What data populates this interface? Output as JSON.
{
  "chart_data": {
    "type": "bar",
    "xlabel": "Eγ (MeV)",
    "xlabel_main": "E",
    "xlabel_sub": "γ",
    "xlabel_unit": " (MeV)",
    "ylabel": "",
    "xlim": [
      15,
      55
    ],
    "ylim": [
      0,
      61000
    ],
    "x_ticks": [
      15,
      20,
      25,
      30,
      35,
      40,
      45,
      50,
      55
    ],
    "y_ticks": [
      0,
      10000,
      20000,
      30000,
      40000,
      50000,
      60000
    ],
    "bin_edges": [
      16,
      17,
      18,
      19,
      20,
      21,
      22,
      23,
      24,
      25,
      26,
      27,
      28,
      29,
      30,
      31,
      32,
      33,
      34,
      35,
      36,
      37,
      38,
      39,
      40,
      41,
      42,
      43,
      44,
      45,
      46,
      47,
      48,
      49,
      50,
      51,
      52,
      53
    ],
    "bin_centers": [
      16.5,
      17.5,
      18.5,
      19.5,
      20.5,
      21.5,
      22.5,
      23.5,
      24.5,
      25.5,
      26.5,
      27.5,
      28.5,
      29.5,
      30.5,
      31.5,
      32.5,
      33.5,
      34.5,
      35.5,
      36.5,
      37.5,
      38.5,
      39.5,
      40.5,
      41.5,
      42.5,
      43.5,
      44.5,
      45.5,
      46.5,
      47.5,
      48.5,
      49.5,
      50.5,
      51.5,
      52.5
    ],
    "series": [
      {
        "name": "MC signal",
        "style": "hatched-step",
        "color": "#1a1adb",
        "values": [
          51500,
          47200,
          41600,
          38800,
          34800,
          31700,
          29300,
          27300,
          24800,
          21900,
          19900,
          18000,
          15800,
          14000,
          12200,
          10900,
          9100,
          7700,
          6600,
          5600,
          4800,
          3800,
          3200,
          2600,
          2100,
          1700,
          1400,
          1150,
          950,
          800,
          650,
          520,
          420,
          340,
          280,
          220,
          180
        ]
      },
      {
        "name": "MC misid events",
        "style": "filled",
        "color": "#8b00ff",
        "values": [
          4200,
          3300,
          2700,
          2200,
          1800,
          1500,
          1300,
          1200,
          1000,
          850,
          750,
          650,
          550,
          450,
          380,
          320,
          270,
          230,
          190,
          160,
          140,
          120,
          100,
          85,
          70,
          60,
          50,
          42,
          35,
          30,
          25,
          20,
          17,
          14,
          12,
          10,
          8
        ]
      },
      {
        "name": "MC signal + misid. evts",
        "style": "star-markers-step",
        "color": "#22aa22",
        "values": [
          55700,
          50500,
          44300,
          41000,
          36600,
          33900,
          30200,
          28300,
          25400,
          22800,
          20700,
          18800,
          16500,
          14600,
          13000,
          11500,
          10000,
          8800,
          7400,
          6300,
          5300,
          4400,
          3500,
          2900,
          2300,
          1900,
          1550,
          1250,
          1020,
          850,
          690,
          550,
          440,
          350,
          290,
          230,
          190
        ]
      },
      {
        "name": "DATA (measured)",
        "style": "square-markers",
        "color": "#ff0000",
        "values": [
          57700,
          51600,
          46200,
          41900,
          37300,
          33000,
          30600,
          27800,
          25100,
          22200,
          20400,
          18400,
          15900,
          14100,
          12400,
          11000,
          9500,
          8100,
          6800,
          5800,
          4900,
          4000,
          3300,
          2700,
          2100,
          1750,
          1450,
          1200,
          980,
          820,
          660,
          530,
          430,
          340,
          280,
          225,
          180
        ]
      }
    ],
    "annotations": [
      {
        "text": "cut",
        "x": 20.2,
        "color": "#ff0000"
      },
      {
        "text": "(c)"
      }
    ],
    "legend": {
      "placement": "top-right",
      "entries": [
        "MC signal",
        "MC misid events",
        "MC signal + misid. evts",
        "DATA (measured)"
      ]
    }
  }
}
__________
_DIRECTION_. Work out how many lines of the listing above include the word "color". Report only the number.

_CORRECT OUTPUT_. 5